**DIRECTIONS FOR THIS TASK**
Using the listing below, select the lines with the word "кредитов" and copy them.

========

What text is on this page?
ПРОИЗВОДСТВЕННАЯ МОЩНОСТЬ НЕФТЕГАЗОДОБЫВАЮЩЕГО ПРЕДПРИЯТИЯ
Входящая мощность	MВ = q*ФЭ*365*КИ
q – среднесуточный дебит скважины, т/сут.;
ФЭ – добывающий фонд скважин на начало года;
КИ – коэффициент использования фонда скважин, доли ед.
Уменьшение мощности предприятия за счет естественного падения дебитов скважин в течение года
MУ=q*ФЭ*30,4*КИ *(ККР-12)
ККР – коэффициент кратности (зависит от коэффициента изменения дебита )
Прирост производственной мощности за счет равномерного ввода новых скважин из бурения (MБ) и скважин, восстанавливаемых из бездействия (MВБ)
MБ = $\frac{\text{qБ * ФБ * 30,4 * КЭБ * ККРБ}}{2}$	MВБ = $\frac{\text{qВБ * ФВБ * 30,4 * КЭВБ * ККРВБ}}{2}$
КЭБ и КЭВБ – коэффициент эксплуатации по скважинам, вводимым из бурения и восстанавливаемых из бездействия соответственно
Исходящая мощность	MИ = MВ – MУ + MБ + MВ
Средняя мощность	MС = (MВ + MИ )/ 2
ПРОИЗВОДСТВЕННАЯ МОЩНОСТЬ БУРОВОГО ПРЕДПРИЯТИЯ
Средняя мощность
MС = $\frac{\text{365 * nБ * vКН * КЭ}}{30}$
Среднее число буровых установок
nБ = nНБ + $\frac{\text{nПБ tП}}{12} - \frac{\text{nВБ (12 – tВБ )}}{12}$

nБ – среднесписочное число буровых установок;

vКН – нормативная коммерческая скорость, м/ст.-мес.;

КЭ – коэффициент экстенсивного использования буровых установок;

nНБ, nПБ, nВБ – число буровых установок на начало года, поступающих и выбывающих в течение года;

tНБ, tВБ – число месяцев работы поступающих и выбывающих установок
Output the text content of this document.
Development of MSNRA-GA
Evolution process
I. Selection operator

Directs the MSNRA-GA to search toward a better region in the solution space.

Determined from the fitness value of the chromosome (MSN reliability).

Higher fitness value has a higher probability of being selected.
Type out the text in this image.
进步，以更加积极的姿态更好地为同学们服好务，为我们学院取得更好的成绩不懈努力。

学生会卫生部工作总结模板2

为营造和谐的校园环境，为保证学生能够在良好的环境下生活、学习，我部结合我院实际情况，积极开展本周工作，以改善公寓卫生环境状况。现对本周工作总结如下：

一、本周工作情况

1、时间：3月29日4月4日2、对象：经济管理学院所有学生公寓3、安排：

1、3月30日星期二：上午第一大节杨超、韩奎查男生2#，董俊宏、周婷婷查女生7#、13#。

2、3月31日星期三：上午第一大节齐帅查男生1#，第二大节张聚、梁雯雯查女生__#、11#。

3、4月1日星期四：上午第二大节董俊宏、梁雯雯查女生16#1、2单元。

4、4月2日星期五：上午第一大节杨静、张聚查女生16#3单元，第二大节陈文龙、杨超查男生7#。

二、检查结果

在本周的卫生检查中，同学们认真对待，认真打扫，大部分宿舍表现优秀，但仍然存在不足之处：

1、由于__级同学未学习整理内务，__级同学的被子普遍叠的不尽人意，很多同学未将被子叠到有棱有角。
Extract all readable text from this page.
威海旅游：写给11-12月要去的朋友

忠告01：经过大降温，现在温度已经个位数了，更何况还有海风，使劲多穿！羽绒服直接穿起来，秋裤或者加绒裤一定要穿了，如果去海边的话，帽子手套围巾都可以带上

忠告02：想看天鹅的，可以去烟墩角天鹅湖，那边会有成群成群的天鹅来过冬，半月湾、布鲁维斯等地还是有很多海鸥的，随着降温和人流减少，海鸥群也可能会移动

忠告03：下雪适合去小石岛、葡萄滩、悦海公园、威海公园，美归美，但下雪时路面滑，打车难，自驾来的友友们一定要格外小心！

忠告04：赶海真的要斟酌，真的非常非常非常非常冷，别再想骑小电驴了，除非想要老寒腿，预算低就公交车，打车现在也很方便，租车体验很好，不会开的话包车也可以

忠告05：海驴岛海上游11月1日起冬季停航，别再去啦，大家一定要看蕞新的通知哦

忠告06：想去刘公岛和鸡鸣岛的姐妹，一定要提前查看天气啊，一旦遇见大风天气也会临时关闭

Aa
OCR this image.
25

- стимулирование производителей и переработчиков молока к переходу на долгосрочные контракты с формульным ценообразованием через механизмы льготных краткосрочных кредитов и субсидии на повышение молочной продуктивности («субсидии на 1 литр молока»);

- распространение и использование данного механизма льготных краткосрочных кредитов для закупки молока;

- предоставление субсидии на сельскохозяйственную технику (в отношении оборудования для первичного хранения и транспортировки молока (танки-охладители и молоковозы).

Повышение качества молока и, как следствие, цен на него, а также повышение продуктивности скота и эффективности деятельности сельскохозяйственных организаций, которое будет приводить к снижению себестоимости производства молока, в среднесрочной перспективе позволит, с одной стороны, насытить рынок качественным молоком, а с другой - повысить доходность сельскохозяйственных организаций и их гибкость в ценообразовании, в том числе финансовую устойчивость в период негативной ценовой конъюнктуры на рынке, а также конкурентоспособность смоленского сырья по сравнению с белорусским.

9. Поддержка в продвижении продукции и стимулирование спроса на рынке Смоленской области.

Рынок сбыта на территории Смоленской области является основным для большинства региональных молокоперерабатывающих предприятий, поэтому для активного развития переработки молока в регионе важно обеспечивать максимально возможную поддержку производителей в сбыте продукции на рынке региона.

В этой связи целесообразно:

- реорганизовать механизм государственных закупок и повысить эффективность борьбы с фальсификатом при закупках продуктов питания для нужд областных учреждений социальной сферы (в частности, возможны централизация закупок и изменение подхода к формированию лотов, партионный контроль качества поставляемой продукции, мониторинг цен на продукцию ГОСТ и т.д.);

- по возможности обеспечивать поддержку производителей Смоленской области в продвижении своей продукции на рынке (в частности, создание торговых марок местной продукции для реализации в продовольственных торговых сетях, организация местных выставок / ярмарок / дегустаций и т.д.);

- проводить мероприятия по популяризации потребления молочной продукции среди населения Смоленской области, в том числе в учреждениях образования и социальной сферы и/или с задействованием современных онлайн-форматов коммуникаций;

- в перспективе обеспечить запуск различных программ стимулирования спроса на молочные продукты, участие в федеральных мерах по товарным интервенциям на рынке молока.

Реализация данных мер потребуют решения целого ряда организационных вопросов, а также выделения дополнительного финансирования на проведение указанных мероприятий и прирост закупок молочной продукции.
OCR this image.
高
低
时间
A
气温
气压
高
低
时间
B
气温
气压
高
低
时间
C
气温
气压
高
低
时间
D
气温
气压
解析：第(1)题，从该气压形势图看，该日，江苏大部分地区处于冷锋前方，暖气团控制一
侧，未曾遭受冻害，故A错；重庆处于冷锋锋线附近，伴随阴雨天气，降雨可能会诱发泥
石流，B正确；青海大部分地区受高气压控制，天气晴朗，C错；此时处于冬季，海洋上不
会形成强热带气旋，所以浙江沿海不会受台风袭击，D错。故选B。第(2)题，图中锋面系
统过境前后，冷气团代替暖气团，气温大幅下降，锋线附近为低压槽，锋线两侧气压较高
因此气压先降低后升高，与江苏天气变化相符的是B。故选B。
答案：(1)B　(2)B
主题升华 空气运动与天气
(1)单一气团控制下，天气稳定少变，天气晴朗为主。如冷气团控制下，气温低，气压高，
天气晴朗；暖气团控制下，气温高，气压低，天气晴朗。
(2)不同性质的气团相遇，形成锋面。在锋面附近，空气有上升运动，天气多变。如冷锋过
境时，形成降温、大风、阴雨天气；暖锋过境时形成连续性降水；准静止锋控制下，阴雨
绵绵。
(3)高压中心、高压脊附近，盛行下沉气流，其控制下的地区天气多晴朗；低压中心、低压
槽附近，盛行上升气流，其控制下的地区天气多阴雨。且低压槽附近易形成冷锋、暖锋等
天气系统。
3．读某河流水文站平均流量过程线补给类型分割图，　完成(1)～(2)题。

========

**RIGHT ANSWER**
- стимулирование производителей и переработчиков молока к переходу на долгосрочные контракты с формульным ценообразованием через механизмы льготных краткосрочных кредитов и субсидии на повышение молочной продуктивности («субсидии на 1 литр молока»);
- распространение и использование данного механизма льготных краткосрочных кредитов для закупки молока;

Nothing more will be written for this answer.